Entries from a visual dataset:
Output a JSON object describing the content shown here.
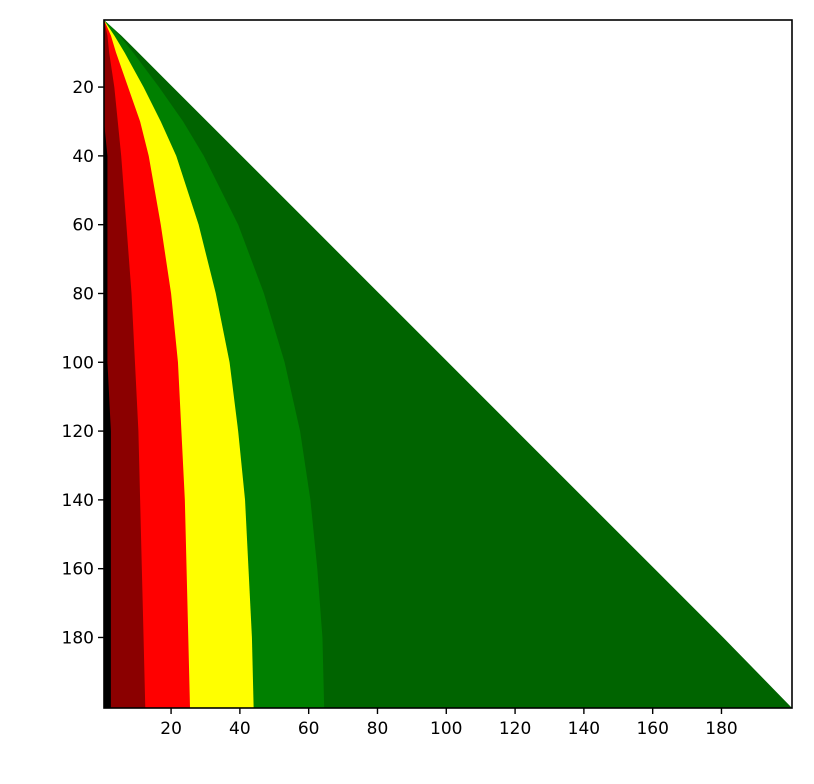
{
  "chart_data": {
    "type": "area",
    "rows": [
      0.5,
      5,
      10,
      20,
      30,
      40,
      60,
      80,
      100,
      120,
      140,
      160,
      180,
      200.5
    ],
    "series": [
      {
        "color": "#000000",
        "values": [
          0.5,
          0.5,
          0.5,
          0.5,
          0.5,
          1.5,
          1.5,
          1.5,
          1.5,
          2.5,
          2.5,
          2.5,
          2.5,
          2.5
        ]
      },
      {
        "color": "#8b0000",
        "values": [
          0.5,
          1.5,
          2,
          3.5,
          4.5,
          5.5,
          7,
          8.5,
          9.5,
          10.5,
          11,
          11.5,
          12,
          12.5
        ]
      },
      {
        "color": "#ff0000",
        "values": [
          0.5,
          2.5,
          4,
          7.5,
          11,
          13.5,
          17,
          20,
          22,
          23,
          24,
          24.5,
          25,
          25.5
        ]
      },
      {
        "color": "#ffff00",
        "values": [
          0.5,
          3.5,
          6.5,
          12,
          17,
          21.5,
          28,
          33,
          37,
          39.5,
          41.5,
          42.5,
          43.5,
          44
        ]
      },
      {
        "color": "#008000",
        "values": [
          0.5,
          5,
          9,
          16.5,
          23.5,
          29.5,
          39.5,
          47,
          53,
          57.5,
          60.5,
          62.5,
          64,
          64.5
        ]
      },
      {
        "color": "#006400",
        "values": [
          0.5,
          5.5,
          10.5,
          20.5,
          30.5,
          40.5,
          60.5,
          80.5,
          100.5,
          120.5,
          140.5,
          160.5,
          180.5,
          200.5
        ]
      }
    ],
    "xlim": [
      0.5,
      200.5
    ],
    "ylim": [
      0.5,
      200.5
    ],
    "y_inverted": true,
    "xticks": [
      20,
      40,
      60,
      80,
      100,
      120,
      140,
      160,
      180
    ],
    "yticks": [
      20,
      40,
      60,
      80,
      100,
      120,
      140,
      160,
      180
    ]
  }
}
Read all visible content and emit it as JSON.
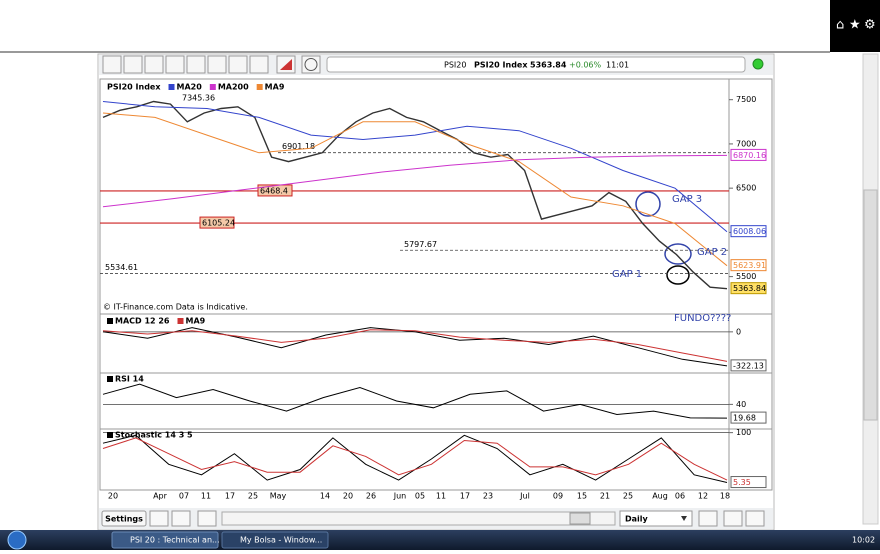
{
  "toolbar": {
    "symbol": "PSI20",
    "name": "PSI20 Index",
    "change": "+0.06%",
    "time": "11:01"
  },
  "chart_data": [
    {
      "type": "line",
      "high_label": 7345.36,
      "ylim": [
        5100,
        7700
      ],
      "yticks": [
        5500,
        6000,
        6500,
        7000,
        7500
      ],
      "levels": [
        6901.18,
        6468.4,
        6105.24,
        5797.67,
        5534.61
      ],
      "series": [
        {
          "name": "PSI20 Index",
          "color": "#333333",
          "values": [
            7300,
            7380,
            7420,
            7480,
            7450,
            7250,
            7350,
            7400,
            7420,
            7300,
            6850,
            6800,
            6850,
            6900,
            7100,
            7250,
            7350,
            7400,
            7300,
            7250,
            7150,
            7050,
            6900,
            6850,
            6880,
            6700,
            6150,
            6200,
            6250,
            6300,
            6450,
            6350,
            6100,
            5900,
            5750,
            5550,
            5380,
            5363.84
          ]
        },
        {
          "name": "MA20",
          "color": "#3344cc",
          "values": [
            7480,
            7420,
            7400,
            7300,
            7100,
            7050,
            7100,
            7200,
            7150,
            6950,
            6700,
            6500,
            6008.06
          ]
        },
        {
          "name": "MA200",
          "color": "#cc33cc",
          "values": [
            6290,
            6380,
            6480,
            6580,
            6680,
            6760,
            6820,
            6850,
            6865,
            6870.16
          ]
        },
        {
          "name": "MA9",
          "color": "#ee8833",
          "values": [
            7350,
            7300,
            7100,
            6900,
            6950,
            7250,
            7250,
            7000,
            6800,
            6400,
            6300,
            6100,
            5623.91
          ]
        }
      ],
      "annotations": [
        "GAP 3",
        "GAP 2",
        "GAP 1",
        "FUNDO????"
      ],
      "footnote": "© IT-Finance.com   Data is Indicative."
    },
    {
      "type": "line",
      "ylim": [
        -380,
        150
      ],
      "yticks": [
        0
      ],
      "series": [
        {
          "name": "MACD 12 26",
          "color": "#000000",
          "values": [
            0,
            -60,
            40,
            -50,
            -150,
            -30,
            40,
            0,
            -80,
            -60,
            -120,
            -40,
            -150,
            -260,
            -322.13
          ]
        },
        {
          "name": "MA9",
          "color": "#cc3333",
          "values": [
            10,
            -20,
            10,
            -40,
            -100,
            -60,
            20,
            10,
            -50,
            -80,
            -100,
            -70,
            -120,
            -200,
            -280
          ]
        }
      ]
    },
    {
      "type": "line",
      "ylim": [
        5,
        85
      ],
      "yticks": [
        40
      ],
      "series": [
        {
          "name": "RSI 14",
          "color": "#000000",
          "values": [
            55,
            70,
            50,
            62,
            45,
            30,
            50,
            65,
            45,
            35,
            55,
            60,
            30,
            40,
            25,
            30,
            20,
            19.68
          ]
        }
      ]
    },
    {
      "type": "line",
      "ylim": [
        -5,
        105
      ],
      "yticks": [
        100
      ],
      "series": [
        {
          "name": "Stochastic 14 3 5",
          "color": "#000000",
          "values": [
            80,
            95,
            40,
            20,
            60,
            10,
            30,
            90,
            40,
            10,
            50,
            95,
            70,
            20,
            40,
            10,
            50,
            90,
            20,
            5.35
          ]
        },
        {
          "color": "#cc3333",
          "values": [
            70,
            90,
            60,
            30,
            45,
            25,
            25,
            75,
            55,
            20,
            40,
            85,
            80,
            35,
            35,
            20,
            40,
            80,
            40,
            10
          ]
        }
      ]
    }
  ],
  "date_axis": {
    "labels": [
      "20",
      "Apr",
      "07",
      "11",
      "17",
      "25",
      "May",
      "14",
      "20",
      "26",
      "Jun",
      "05",
      "11",
      "17",
      "23",
      "Jul",
      "09",
      "15",
      "21",
      "25",
      "Aug",
      "06",
      "12",
      "18"
    ]
  },
  "bottom_bar": {
    "settings": "Settings",
    "interval": "Daily"
  },
  "taskbar": {
    "items": [
      "PSI 20 : Technical an...",
      "My Bolsa - Window..."
    ],
    "clock": "10:02"
  }
}
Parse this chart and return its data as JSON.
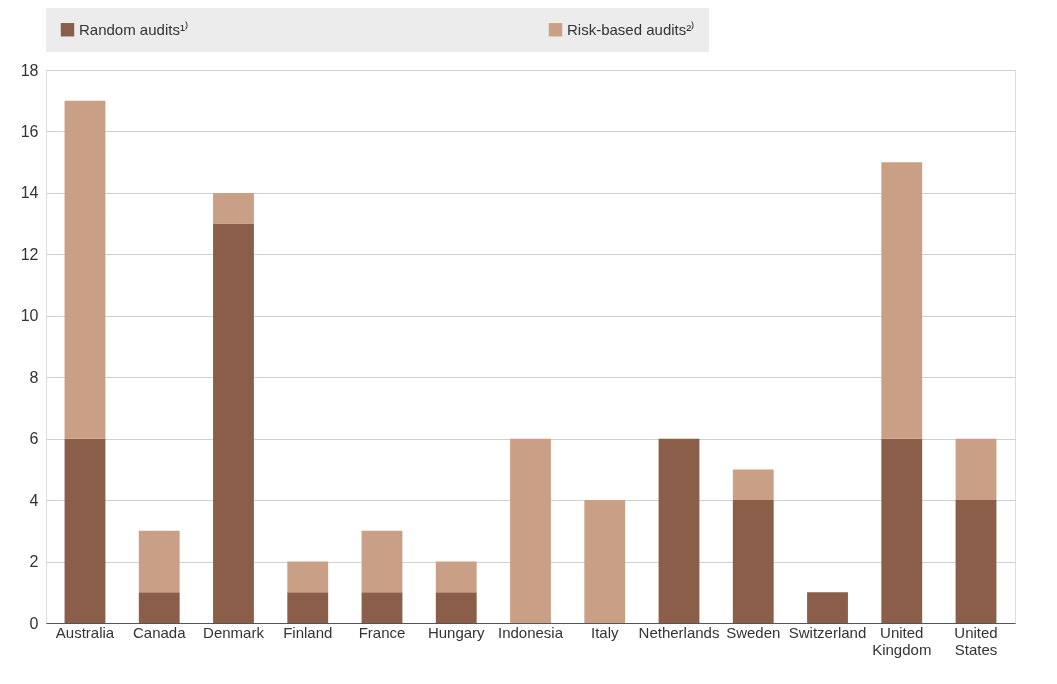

### What to do
Work out how many lines in the records above hold the string "name", then give only that count.

### Result
9